-- TO BE DONE --
Give only the count of lines containing "username".

-- SUPPLIED MATERIAL --
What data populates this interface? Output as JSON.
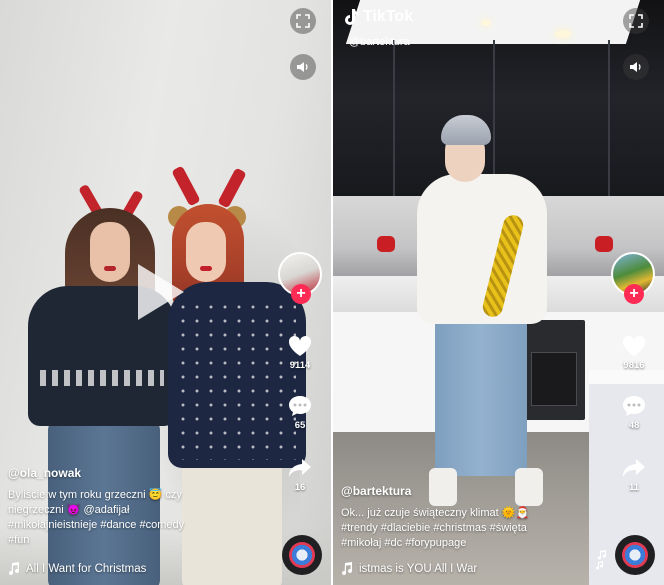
{
  "left_video": {
    "username": "@ola_nowak",
    "description_line1": "Byliście w tym roku grzeczni 😇 czy",
    "description_line2": "niegrzeczni 😈 @adafijał",
    "hashtags_line1": "#mikołajnieistnieje #dance #comedy",
    "hashtags_line2": "#fun",
    "music": "All I Want for Christmas",
    "likes": "9114",
    "comments": "65",
    "shares": "16",
    "icons": {
      "fullscreen": "fullscreen-icon",
      "volume": "volume-icon",
      "play": "play-icon",
      "like": "heart-icon",
      "comment": "comment-icon",
      "share": "share-icon",
      "music": "music-note-icon"
    }
  },
  "right_video": {
    "brand": "TikTok",
    "watermark_handle": "@bartektura",
    "username": "@bartektura",
    "description_line1": "Ok... już czuje świąteczny klimat 🌞🎅",
    "hashtags_line1": "#trendy #dlaciebie #christmas #święta",
    "hashtags_line2": "#mikołaj #dc #forypupage",
    "music": "istmas is YOU   All I War",
    "likes": "9816",
    "comments": "48",
    "shares": "11"
  },
  "colors": {
    "accent_plus": "#fe2c55",
    "overlay_text": "#ffffff"
  }
}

-- TASK SOLUTION --
2